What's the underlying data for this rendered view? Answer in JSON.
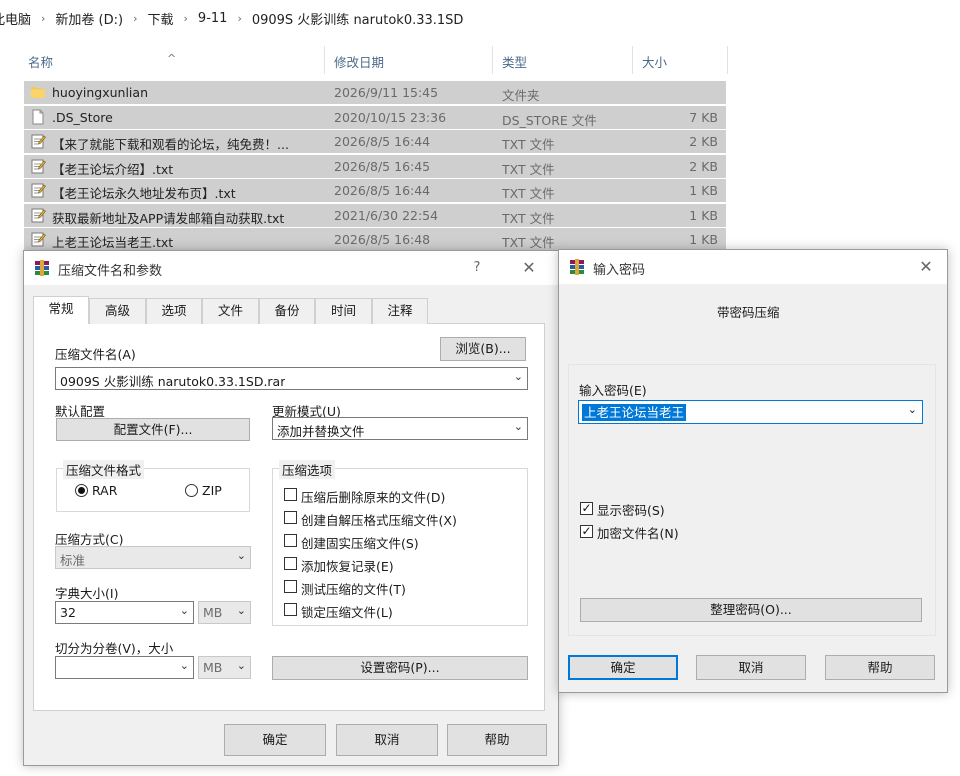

——————

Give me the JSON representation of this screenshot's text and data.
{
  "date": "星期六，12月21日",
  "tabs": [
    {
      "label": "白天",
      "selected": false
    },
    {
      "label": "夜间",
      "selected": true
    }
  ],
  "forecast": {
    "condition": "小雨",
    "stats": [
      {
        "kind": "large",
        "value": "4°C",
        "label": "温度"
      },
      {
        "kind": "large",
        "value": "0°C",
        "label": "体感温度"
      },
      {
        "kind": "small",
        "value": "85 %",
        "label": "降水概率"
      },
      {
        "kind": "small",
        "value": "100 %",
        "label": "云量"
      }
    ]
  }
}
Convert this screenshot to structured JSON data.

——————

Quote word for word the lines from the line holding "Give me the" through the line holding "Convert this screenshot"; include both of those lines and add nothing.

** PROBLEM SOLUTION **
Give me the JSON representation of this screenshot's text and data.
{
  "date": "星期六，12月21日",
  "tabs": [
    {
      "label": "白天",
      "selected": false
    },
    {
      "label": "夜间",
      "selected": true
    }
  ],
  "forecast": {
    "condition": "小雨",
    "stats": [
      {
        "kind": "large",
        "value": "4°C",
        "label": "温度"
      },
      {
        "kind": "large",
        "value": "0°C",
        "label": "体感温度"
      },
      {
        "kind": "small",
        "value": "85 %",
        "label": "降水概率"
      },
      {
        "kind": "small",
        "value": "100 %",
        "label": "云量"
      }
    ]
  }
}
Convert this screenshot to structured JSON data.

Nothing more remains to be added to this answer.